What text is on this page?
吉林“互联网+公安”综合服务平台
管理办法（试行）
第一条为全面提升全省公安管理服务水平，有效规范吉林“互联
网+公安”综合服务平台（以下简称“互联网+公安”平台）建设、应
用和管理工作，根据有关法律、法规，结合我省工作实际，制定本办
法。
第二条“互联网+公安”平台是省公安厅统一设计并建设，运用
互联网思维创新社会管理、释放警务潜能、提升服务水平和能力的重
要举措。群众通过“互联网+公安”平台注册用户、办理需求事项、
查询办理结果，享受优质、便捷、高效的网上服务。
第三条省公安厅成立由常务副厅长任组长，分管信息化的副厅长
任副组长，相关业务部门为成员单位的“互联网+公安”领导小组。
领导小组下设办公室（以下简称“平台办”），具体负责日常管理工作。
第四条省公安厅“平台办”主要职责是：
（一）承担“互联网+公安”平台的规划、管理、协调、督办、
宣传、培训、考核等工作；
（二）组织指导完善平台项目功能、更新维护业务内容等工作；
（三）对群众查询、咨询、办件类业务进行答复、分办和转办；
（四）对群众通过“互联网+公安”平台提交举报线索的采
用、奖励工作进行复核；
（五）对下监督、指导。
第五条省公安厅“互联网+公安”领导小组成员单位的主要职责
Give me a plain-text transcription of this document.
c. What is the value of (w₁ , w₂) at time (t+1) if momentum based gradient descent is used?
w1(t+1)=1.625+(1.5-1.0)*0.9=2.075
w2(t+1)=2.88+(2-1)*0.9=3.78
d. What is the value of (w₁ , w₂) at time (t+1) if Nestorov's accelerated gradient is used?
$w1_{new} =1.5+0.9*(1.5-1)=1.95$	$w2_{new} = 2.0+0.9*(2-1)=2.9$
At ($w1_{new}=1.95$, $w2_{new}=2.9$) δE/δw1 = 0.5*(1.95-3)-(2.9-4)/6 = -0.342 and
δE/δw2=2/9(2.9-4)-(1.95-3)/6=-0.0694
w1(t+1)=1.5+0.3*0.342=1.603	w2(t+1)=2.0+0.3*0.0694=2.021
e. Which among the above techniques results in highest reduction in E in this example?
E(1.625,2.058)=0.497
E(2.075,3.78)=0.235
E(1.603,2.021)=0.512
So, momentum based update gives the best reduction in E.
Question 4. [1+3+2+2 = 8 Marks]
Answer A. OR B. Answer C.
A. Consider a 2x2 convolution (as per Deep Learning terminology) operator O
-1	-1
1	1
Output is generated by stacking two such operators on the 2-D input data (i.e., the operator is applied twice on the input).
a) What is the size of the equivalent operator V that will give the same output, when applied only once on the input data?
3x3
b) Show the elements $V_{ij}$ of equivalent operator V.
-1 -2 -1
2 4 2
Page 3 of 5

Exercise prompt ▸
Set out every line from the material that contains the string "value".

Answer ▸
c. What is the value of (w₁ , w₂) at time (t+1) if momentum based gradient descent is used?
d. What is the value of (w₁ , w₂) at time (t+1) if Nestorov's accelerated gradient is used?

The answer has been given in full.